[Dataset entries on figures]
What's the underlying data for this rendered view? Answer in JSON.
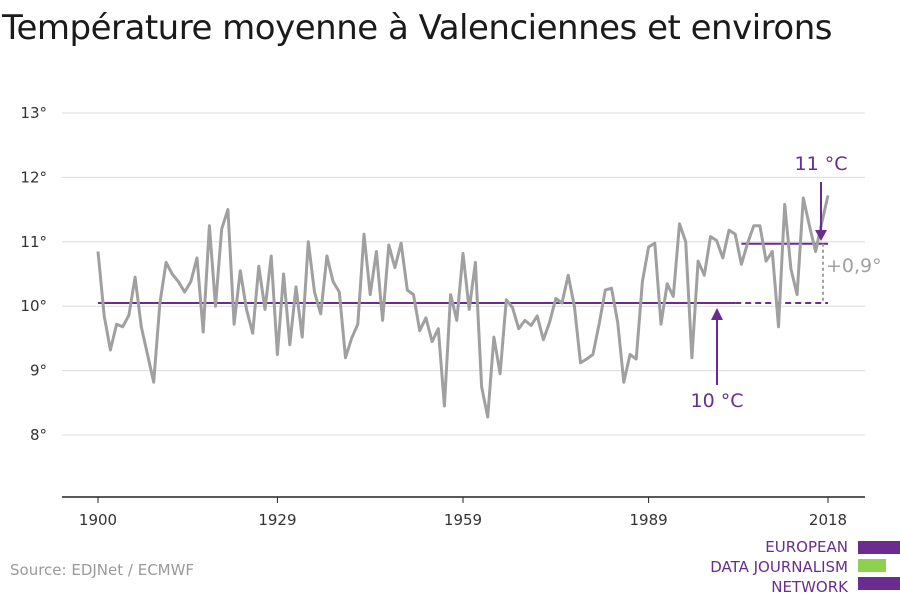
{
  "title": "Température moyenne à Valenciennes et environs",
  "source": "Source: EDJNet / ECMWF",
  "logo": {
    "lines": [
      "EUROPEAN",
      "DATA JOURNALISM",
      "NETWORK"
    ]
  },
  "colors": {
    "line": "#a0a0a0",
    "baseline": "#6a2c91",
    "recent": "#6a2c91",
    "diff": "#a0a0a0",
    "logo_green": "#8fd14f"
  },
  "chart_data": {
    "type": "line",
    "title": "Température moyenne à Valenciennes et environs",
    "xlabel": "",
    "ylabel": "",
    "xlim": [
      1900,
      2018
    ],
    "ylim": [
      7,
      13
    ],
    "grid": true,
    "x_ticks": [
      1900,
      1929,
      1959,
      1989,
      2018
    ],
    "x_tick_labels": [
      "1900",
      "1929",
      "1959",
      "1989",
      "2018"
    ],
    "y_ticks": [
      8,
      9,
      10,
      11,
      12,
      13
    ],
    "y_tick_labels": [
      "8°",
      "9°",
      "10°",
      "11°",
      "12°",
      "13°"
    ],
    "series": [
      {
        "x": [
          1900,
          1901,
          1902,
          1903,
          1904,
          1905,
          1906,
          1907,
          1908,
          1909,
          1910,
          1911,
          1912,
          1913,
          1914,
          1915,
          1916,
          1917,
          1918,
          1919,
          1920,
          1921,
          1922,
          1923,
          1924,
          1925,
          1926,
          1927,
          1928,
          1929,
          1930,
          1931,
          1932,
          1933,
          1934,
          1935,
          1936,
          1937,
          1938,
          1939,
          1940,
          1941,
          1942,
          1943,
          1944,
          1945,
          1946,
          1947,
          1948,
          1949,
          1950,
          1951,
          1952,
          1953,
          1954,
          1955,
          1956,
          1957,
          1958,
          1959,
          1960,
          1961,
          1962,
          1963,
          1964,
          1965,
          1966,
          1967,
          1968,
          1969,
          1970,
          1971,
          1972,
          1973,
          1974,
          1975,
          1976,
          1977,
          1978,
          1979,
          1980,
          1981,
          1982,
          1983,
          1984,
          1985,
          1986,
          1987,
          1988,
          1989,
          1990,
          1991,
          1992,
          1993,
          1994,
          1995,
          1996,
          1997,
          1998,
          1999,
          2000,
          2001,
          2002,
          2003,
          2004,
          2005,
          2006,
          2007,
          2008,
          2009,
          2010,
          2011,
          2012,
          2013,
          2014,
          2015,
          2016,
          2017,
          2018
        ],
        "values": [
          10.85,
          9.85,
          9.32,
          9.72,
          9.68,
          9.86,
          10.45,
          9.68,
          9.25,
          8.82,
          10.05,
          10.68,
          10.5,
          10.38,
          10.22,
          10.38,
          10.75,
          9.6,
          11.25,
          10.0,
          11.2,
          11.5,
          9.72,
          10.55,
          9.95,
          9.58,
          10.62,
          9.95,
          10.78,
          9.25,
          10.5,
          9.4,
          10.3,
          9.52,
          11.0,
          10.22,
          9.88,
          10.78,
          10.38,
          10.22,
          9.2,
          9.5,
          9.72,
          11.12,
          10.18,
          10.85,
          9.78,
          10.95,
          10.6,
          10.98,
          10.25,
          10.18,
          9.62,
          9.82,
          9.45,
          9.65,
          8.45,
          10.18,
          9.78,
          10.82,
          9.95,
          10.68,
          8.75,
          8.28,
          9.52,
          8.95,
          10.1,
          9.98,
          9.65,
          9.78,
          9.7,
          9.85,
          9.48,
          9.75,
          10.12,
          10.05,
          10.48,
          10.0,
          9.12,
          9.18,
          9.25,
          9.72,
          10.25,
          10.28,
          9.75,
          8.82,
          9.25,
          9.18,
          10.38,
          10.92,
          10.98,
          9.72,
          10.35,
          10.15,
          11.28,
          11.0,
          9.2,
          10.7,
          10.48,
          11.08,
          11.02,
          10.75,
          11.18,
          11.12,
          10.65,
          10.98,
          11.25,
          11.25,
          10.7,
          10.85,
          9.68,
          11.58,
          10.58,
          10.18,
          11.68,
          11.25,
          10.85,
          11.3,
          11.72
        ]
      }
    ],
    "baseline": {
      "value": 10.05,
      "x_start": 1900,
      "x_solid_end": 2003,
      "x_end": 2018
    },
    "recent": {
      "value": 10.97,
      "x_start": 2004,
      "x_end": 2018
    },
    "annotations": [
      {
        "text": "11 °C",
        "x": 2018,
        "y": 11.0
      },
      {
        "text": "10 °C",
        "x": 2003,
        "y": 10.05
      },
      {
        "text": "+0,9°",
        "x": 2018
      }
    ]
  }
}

---

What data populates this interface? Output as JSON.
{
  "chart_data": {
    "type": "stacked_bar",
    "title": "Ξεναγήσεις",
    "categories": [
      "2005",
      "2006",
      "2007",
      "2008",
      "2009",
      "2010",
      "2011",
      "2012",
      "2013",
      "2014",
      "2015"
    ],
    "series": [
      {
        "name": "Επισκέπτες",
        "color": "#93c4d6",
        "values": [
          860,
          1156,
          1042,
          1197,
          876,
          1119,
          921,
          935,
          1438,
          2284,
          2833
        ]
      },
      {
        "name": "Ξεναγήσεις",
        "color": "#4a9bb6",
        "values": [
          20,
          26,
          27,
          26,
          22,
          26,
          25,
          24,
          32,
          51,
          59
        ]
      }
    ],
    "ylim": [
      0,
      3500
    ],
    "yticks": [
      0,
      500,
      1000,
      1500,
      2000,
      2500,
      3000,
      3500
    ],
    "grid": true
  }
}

* * *

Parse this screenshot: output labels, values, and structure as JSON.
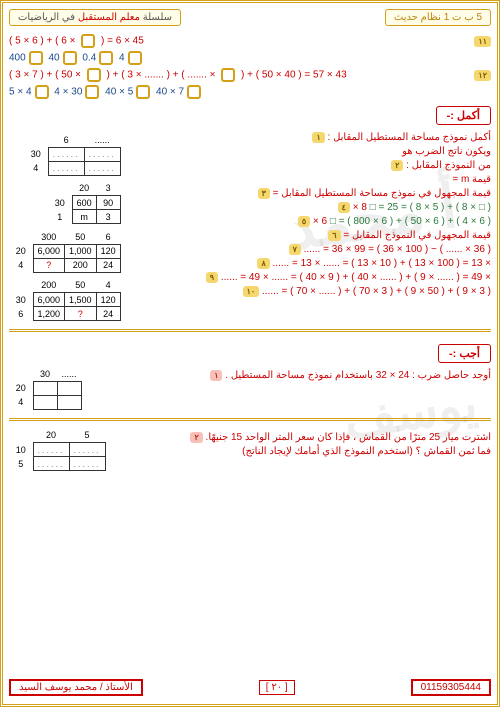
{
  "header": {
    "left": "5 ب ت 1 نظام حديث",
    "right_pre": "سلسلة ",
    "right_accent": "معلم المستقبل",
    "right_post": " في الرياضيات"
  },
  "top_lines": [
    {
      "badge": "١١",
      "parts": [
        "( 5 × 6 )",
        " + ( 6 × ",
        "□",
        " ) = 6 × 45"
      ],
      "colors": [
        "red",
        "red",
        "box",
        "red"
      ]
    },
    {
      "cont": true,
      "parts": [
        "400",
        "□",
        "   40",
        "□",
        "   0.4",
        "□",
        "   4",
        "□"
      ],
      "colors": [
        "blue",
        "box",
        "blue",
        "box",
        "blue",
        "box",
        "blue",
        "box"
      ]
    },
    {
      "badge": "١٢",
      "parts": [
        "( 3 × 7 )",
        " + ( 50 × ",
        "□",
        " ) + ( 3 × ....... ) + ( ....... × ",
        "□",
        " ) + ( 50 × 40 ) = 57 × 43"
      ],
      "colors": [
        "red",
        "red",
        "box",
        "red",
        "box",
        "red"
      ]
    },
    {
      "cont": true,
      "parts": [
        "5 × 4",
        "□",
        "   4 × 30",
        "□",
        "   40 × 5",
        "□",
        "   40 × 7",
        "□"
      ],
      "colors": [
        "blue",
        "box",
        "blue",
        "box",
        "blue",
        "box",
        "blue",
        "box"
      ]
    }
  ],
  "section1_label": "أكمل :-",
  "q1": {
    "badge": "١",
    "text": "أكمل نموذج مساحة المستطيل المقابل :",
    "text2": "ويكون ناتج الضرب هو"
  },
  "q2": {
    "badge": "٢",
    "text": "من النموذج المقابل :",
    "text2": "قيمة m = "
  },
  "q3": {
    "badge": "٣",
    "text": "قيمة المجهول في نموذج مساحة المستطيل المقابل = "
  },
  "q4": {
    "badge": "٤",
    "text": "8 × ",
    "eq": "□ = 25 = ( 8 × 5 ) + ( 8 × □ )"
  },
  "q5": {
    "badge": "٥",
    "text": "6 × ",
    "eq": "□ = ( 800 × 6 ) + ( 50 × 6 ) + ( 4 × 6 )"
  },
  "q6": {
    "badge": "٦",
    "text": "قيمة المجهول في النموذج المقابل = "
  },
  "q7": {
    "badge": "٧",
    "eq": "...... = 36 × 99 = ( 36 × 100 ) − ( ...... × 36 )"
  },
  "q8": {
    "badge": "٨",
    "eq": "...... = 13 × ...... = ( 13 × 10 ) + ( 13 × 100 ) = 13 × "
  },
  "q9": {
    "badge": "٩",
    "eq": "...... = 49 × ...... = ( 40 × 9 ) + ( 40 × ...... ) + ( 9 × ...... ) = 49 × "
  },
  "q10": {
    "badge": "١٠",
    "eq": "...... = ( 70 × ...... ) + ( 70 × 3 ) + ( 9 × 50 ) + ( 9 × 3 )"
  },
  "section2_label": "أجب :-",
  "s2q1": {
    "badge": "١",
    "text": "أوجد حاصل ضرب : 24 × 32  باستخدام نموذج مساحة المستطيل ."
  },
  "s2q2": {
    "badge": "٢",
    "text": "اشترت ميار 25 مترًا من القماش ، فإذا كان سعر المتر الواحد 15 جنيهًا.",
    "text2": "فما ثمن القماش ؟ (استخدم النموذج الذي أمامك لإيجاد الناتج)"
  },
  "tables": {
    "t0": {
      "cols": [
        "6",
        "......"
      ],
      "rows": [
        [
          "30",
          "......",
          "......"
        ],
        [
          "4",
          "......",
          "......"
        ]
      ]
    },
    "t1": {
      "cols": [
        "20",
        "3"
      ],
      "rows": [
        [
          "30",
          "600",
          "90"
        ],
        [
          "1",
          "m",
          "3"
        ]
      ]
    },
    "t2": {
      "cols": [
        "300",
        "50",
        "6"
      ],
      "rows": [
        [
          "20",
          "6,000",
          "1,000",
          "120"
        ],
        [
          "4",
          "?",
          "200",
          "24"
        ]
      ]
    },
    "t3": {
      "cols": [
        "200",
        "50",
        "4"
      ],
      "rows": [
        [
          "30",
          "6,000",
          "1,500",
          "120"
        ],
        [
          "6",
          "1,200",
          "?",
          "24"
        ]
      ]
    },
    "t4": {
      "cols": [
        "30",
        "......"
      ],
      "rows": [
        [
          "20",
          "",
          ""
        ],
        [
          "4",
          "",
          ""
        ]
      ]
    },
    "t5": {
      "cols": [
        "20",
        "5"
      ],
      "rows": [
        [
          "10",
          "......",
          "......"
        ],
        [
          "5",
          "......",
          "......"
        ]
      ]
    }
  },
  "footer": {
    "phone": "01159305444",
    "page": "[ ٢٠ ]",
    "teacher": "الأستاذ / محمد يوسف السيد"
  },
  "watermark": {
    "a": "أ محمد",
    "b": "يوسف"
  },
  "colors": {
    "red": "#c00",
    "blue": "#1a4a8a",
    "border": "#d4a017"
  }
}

◆ **What the exercise asks**
Determine how many lines in the listing above hold the word "Valenciennes", answering with the number only.

◆ **Result of this task**
2